Instruction =>
Output the records exactly as they appear, with no pictures included.
+-------+
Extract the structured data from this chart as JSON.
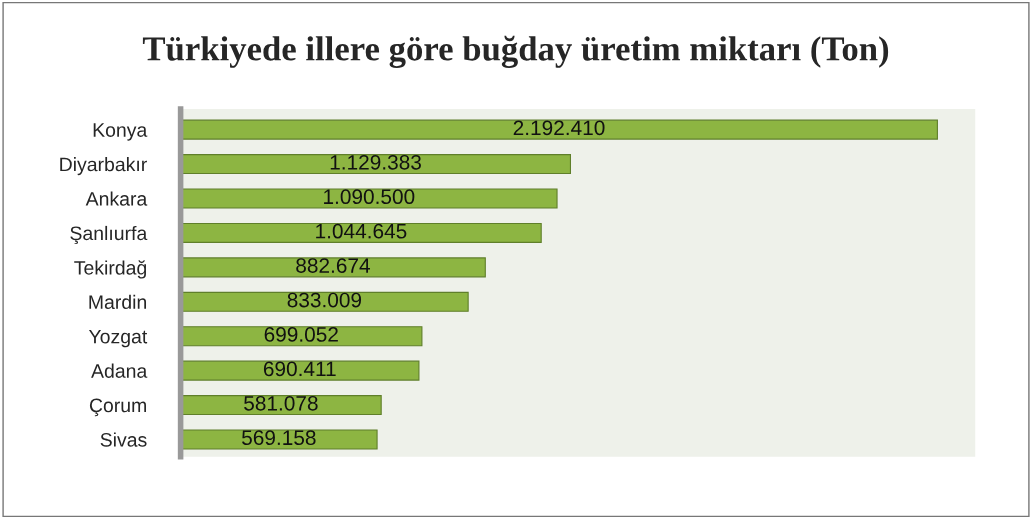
{
  "chart_data": {
    "type": "bar",
    "orientation": "horizontal",
    "title": "Türkiyede illere göre buğday üretim miktarı (Ton)",
    "categories": [
      "Konya",
      "Diyarbakır",
      "Ankara",
      "Şanlıurfa",
      "Tekirdağ",
      "Mardin",
      "Yozgat",
      "Adana",
      "Çorum",
      "Sivas"
    ],
    "values": [
      2192410,
      1129383,
      1090500,
      1044645,
      882674,
      833009,
      699052,
      690411,
      581078,
      569158
    ],
    "value_labels": [
      "2.192.410",
      "1.129.383",
      "1.090.500",
      "1.044.645",
      "882.674",
      "833.009",
      "699.052",
      "690.411",
      "581.078",
      "569.158"
    ],
    "color": "#8db542",
    "tick_labels": "y",
    "grid": false,
    "legend": false
  }
}
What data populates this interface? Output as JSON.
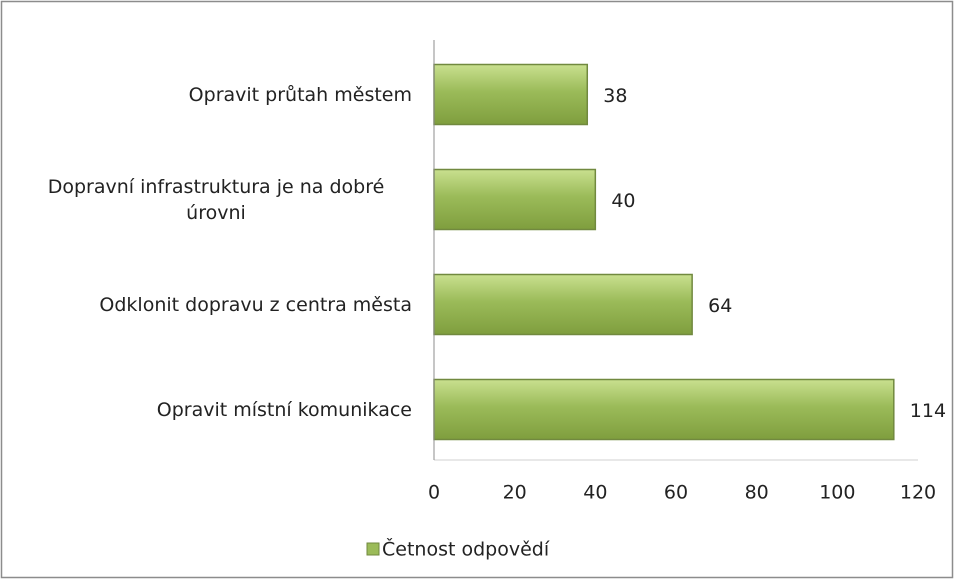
{
  "chart_data": {
    "type": "bar",
    "orientation": "horizontal",
    "categories": [
      "Opravit průtah městem",
      "Dopravní infrastruktura je na dobré úrovni",
      "Odklonit dopravu z centra města",
      "Opravit místní komunikace"
    ],
    "series": [
      {
        "name": "Četnost odpovědí",
        "color": "#9bbb59",
        "values": [
          38,
          40,
          64,
          114
        ]
      }
    ],
    "xlim": [
      0,
      120
    ],
    "xticks": [
      0,
      20,
      40,
      60,
      80,
      100,
      120
    ],
    "grid": false,
    "legend": "bottom"
  }
}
+-------+
Right answer =>
Extract the structured data from this chart as JSON.
{
  "chart_data": {
    "type": "bar",
    "orientation": "horizontal",
    "title": "Türkiyede illere göre buğday üretim miktarı (Ton)",
    "categories": [
      "Konya",
      "Diyarbakır",
      "Ankara",
      "Şanlıurfa",
      "Tekirdağ",
      "Mardin",
      "Yozgat",
      "Adana",
      "Çorum",
      "Sivas"
    ],
    "values": [
      2192410,
      1129383,
      1090500,
      1044645,
      882674,
      833009,
      699052,
      690411,
      581078,
      569158
    ],
    "value_labels": [
      "2.192.410",
      "1.129.383",
      "1.090.500",
      "1.044.645",
      "882.674",
      "833.009",
      "699.052",
      "690.411",
      "581.078",
      "569.158"
    ],
    "color": "#8db542",
    "tick_labels": "y",
    "grid": false,
    "legend": false
  }
}
What data populates this interface? Output as JSON.
{
  "chart_data": {
    "type": "bar",
    "orientation": "horizontal",
    "categories": [
      "Opravit průtah městem",
      "Dopravní infrastruktura je na dobré úrovni",
      "Odklonit dopravu z centra města",
      "Opravit místní komunikace"
    ],
    "series": [
      {
        "name": "Četnost odpovědí",
        "color": "#9bbb59",
        "values": [
          38,
          40,
          64,
          114
        ]
      }
    ],
    "xlim": [
      0,
      120
    ],
    "xticks": [
      0,
      20,
      40,
      60,
      80,
      100,
      120
    ],
    "grid": false,
    "legend": "bottom"
  }
}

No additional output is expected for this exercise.